• **TASK TO CARRY OUT**:
Restate all of the data exactly.

• **PROVIDED ENTRIES**:
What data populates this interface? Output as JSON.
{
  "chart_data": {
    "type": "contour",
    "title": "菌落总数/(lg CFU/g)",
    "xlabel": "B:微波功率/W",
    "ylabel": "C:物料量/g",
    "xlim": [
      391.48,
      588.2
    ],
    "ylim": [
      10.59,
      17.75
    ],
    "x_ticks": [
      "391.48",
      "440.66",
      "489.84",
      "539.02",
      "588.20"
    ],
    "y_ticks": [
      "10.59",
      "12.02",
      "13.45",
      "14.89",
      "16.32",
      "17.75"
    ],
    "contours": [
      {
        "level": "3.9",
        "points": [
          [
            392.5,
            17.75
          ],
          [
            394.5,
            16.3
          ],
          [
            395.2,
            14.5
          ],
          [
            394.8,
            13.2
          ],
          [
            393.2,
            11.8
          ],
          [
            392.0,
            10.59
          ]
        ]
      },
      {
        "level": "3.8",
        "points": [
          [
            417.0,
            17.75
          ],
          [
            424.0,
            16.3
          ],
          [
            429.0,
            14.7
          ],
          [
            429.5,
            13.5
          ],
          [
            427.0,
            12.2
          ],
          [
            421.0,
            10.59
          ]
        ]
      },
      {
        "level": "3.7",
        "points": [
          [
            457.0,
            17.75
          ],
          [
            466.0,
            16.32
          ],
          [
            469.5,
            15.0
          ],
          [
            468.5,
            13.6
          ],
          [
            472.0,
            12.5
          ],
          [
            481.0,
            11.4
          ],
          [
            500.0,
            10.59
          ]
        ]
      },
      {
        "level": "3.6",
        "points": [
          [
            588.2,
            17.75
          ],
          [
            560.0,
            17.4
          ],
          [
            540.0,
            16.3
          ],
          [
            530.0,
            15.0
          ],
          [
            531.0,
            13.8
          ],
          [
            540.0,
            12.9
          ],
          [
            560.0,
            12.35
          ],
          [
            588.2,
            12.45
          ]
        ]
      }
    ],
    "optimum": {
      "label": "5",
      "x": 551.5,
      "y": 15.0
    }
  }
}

• **SOLUTION**:
What data populates this interface? Output as JSON.
{
  "chart_data": {
    "type": "contour",
    "title": "菌落总数/(lg CFU/g)",
    "xlabel": "B:微波功率/W",
    "ylabel": "C:物料量/g",
    "xlim": [
      391.48,
      588.2
    ],
    "ylim": [
      10.59,
      17.75
    ],
    "x_ticks": [
      "391.48",
      "440.66",
      "489.84",
      "539.02",
      "588.20"
    ],
    "y_ticks": [
      "10.59",
      "12.02",
      "13.45",
      "14.89",
      "16.32",
      "17.75"
    ],
    "contours": [
      {
        "level": "3.9",
        "points": [
          [
            392.5,
            17.75
          ],
          [
            394.5,
            16.3
          ],
          [
            395.2,
            14.5
          ],
          [
            394.8,
            13.2
          ],
          [
            393.2,
            11.8
          ],
          [
            392.0,
            10.59
          ]
        ]
      },
      {
        "level": "3.8",
        "points": [
          [
            417.0,
            17.75
          ],
          [
            424.0,
            16.3
          ],
          [
            429.0,
            14.7
          ],
          [
            429.5,
            13.5
          ],
          [
            427.0,
            12.2
          ],
          [
            421.0,
            10.59
          ]
        ]
      },
      {
        "level": "3.7",
        "points": [
          [
            457.0,
            17.75
          ],
          [
            466.0,
            16.32
          ],
          [
            469.5,
            15.0
          ],
          [
            468.5,
            13.6
          ],
          [
            472.0,
            12.5
          ],
          [
            481.0,
            11.4
          ],
          [
            500.0,
            10.59
          ]
        ]
      },
      {
        "level": "3.6",
        "points": [
          [
            588.2,
            17.75
          ],
          [
            560.0,
            17.4
          ],
          [
            540.0,
            16.3
          ],
          [
            530.0,
            15.0
          ],
          [
            531.0,
            13.8
          ],
          [
            540.0,
            12.9
          ],
          [
            560.0,
            12.35
          ],
          [
            588.2,
            12.45
          ]
        ]
      }
    ],
    "optimum": {
      "label": "5",
      "x": 551.5,
      "y": 15.0
    }
  }
}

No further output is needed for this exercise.